>> Begin DATASET CONTENT

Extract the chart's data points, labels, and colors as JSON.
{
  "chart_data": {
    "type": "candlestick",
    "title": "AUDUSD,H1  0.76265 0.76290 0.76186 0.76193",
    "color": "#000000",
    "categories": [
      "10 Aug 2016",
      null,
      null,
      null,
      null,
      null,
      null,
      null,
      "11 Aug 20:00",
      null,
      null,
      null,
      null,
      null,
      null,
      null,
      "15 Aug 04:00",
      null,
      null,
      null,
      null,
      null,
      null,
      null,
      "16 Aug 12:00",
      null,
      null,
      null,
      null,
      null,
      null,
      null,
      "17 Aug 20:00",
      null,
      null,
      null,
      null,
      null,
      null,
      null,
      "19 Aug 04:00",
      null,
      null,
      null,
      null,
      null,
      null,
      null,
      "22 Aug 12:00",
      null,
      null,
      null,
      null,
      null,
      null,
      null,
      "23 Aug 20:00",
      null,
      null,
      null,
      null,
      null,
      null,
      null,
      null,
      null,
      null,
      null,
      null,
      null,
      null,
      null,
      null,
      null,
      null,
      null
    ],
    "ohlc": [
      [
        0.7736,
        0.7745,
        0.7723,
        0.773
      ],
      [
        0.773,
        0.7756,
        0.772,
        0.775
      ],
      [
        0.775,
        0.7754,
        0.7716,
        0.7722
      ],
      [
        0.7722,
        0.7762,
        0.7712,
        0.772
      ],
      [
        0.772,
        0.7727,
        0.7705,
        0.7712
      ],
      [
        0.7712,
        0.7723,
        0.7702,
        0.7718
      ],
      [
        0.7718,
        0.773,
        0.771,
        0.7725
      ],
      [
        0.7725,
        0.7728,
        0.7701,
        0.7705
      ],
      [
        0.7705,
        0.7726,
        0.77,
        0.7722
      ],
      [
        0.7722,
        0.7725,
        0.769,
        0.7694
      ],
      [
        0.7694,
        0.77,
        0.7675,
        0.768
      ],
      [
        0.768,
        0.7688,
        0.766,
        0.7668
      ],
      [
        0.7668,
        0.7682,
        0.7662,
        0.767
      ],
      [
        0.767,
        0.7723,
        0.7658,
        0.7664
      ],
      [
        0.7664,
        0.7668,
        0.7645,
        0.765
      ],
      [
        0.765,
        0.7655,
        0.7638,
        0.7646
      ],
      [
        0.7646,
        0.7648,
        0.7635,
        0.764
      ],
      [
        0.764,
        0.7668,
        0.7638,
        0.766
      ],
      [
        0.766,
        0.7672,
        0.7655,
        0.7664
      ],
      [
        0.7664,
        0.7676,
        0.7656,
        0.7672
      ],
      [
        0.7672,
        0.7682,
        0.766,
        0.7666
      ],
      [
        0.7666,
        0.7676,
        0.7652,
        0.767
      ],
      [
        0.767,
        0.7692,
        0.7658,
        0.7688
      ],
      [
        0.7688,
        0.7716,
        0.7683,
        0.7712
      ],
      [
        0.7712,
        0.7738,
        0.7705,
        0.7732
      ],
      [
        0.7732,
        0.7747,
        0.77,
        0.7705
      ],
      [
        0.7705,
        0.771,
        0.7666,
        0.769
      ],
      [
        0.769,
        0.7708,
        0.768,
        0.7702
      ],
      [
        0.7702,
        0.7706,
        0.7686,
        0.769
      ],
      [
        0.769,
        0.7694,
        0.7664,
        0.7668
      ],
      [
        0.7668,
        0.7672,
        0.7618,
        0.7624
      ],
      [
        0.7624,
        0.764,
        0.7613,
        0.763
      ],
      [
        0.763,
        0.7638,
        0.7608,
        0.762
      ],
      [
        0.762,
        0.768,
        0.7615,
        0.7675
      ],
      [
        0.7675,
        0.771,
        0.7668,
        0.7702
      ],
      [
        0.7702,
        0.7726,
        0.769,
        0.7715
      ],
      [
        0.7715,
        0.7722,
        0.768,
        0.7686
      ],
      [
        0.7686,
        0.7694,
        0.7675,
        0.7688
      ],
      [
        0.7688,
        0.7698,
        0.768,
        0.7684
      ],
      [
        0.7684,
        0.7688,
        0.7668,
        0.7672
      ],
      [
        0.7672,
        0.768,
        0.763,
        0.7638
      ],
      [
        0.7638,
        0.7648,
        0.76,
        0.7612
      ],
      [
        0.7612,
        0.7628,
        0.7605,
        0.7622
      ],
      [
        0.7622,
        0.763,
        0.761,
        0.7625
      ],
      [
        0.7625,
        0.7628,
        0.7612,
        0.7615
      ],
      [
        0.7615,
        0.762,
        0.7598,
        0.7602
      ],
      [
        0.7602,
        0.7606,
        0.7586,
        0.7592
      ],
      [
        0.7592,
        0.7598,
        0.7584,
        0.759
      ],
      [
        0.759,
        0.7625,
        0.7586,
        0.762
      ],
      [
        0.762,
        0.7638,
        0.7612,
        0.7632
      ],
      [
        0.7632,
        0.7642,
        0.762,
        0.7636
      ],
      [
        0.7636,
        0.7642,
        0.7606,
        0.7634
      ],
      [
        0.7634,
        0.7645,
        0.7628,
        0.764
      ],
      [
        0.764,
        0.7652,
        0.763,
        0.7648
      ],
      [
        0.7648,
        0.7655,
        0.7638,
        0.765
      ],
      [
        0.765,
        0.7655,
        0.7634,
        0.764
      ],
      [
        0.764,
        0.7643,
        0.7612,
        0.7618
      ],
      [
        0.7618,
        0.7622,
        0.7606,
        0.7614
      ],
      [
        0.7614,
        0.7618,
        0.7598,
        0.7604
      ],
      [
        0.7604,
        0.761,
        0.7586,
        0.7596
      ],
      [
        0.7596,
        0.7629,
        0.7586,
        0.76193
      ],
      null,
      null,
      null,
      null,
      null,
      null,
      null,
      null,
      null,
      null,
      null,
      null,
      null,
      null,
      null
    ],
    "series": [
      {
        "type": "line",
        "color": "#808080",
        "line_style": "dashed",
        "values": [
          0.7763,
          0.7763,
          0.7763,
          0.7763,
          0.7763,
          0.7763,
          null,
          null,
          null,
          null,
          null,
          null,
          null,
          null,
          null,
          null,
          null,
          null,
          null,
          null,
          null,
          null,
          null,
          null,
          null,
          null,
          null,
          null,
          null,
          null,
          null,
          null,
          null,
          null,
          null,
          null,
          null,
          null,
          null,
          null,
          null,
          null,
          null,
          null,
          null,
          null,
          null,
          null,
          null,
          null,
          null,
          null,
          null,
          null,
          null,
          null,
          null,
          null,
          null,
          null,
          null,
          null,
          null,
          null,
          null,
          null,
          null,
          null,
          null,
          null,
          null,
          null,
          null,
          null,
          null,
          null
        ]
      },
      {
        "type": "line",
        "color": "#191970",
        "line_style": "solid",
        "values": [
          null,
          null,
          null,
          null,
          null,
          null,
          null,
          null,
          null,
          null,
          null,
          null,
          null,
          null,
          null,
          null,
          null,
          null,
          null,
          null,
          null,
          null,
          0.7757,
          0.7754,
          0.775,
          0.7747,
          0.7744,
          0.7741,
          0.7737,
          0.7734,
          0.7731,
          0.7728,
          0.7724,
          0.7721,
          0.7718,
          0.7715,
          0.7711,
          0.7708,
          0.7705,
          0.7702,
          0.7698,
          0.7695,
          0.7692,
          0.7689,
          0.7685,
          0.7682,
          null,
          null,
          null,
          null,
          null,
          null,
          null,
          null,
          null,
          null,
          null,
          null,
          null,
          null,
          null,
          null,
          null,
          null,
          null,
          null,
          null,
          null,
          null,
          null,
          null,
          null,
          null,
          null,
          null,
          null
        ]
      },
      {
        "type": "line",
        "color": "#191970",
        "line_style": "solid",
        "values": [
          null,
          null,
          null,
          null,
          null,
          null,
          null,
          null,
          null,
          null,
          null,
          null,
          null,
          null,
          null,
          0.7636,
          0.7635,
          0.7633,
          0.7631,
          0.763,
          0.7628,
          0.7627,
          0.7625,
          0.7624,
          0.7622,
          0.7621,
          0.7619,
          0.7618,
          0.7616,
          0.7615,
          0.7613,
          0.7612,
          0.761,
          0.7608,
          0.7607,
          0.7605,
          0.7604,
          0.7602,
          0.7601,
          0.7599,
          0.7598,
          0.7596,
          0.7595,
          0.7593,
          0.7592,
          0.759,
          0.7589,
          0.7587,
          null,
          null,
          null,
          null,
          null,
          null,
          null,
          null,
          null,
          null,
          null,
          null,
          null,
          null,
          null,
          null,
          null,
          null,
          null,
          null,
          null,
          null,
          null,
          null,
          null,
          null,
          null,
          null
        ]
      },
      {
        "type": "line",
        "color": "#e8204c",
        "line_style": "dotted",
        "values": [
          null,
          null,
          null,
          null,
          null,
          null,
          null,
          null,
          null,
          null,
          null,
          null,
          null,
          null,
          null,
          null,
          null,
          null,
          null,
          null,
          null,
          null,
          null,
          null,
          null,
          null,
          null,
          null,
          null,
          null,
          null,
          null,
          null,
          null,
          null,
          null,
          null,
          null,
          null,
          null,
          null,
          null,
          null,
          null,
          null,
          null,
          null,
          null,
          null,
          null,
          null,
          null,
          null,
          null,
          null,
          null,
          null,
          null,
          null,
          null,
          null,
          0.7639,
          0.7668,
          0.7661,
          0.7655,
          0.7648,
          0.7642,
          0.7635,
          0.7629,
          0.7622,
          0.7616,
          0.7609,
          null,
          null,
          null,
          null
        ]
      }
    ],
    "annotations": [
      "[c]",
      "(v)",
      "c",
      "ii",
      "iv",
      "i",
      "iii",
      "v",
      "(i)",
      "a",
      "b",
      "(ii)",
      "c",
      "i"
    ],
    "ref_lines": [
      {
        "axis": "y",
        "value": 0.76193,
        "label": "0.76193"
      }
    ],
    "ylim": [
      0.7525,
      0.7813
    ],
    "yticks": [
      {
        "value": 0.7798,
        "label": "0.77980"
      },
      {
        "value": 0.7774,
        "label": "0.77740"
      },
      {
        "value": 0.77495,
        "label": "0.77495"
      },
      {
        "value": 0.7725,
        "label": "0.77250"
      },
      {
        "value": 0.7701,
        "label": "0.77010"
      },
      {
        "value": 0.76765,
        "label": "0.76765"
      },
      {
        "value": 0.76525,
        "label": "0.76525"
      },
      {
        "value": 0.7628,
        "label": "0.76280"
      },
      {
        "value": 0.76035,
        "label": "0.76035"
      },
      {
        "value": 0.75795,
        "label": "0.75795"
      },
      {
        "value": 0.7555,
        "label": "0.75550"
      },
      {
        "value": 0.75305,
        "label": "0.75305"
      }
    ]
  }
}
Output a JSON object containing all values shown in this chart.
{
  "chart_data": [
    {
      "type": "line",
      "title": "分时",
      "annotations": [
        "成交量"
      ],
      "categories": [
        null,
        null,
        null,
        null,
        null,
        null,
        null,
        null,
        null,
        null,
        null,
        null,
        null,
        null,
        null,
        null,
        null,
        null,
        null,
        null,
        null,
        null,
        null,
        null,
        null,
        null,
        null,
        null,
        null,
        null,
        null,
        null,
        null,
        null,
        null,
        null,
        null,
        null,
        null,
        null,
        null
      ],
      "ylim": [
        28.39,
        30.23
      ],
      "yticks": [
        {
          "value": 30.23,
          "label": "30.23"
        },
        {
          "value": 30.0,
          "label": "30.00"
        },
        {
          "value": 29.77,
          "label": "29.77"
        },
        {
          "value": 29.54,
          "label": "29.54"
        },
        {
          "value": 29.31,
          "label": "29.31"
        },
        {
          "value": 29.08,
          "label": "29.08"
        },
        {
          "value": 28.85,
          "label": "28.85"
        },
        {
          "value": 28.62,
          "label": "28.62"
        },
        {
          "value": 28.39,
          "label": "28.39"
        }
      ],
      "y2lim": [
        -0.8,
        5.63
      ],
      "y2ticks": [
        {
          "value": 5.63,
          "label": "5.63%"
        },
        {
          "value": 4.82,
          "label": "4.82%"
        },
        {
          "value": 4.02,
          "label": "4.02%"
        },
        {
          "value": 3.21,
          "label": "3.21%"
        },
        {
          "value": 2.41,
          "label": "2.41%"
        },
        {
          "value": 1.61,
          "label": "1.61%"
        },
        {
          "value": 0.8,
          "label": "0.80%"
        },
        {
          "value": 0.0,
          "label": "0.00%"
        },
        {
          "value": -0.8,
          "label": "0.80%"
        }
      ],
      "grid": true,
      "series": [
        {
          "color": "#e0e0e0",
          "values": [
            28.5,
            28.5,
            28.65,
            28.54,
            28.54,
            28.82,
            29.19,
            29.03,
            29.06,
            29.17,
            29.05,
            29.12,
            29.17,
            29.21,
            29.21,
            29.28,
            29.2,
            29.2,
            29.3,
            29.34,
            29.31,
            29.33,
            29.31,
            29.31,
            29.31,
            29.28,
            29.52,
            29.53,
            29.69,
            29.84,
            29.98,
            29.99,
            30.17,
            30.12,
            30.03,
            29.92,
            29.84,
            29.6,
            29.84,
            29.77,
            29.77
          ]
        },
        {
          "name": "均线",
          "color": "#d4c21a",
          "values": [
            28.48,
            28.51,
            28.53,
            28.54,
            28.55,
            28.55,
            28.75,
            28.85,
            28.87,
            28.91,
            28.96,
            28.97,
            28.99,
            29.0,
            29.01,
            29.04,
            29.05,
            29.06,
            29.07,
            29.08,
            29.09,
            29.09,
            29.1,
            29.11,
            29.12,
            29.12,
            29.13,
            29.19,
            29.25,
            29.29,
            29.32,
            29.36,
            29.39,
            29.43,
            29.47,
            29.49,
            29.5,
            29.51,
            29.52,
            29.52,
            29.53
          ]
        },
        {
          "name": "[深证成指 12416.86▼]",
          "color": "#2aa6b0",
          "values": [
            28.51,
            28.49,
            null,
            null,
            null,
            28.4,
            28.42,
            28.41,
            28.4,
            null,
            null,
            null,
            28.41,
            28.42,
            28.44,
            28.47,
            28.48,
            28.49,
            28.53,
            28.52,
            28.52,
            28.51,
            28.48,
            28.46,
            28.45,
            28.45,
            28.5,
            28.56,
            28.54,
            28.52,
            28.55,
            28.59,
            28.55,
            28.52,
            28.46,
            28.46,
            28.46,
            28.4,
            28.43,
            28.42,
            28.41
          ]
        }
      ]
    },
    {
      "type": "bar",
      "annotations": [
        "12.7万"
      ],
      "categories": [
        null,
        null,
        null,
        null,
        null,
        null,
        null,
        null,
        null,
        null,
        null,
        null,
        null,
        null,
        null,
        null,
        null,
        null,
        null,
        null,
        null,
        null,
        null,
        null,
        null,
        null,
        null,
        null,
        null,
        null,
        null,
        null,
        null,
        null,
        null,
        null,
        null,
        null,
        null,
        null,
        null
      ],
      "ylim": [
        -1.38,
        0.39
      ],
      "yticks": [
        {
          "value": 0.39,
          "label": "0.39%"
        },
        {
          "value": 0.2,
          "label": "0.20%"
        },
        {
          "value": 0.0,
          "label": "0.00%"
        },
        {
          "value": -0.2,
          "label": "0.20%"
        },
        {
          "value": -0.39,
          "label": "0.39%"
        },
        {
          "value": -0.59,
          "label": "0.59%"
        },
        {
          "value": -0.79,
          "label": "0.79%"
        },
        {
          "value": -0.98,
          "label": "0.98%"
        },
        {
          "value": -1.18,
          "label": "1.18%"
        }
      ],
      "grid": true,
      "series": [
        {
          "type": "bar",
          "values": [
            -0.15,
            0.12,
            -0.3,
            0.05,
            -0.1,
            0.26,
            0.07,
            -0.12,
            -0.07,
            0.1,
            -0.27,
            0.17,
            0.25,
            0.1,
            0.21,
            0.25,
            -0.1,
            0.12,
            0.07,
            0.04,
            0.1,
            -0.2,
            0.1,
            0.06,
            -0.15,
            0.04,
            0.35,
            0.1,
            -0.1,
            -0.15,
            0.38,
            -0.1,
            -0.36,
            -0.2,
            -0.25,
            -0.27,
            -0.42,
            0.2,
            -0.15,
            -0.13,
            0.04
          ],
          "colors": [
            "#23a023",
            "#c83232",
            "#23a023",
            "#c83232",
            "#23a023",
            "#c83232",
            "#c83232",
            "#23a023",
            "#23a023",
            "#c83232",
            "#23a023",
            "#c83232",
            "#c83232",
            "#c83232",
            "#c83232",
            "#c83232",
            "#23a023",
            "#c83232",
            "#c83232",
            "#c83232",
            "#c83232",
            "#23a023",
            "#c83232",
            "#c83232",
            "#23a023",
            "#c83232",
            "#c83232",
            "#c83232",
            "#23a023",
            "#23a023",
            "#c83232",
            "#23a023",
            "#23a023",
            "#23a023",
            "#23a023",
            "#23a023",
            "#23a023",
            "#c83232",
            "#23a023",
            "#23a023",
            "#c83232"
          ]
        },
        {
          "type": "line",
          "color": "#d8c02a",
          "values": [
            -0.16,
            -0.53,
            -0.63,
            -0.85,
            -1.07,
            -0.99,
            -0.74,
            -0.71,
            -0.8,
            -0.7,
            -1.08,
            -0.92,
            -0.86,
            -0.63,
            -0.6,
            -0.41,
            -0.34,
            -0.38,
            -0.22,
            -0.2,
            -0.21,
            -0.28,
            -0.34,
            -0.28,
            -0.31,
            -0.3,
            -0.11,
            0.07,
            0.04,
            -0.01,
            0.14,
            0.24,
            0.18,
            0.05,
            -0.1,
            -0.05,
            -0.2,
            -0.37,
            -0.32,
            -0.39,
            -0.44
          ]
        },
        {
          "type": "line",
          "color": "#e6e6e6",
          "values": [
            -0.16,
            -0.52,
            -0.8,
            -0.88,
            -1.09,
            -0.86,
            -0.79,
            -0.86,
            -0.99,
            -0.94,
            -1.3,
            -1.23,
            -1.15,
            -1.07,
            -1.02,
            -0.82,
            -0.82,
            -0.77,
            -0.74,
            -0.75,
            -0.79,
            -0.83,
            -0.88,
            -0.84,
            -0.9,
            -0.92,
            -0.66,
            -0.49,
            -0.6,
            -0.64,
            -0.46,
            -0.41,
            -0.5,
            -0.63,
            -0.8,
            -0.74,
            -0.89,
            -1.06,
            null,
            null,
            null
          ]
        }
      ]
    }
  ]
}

>> End DATASET CONTENT

**WRITTEN INSTRUCTION**
Give only the number of lines that include the word "colors".

**THE ANSWER**
2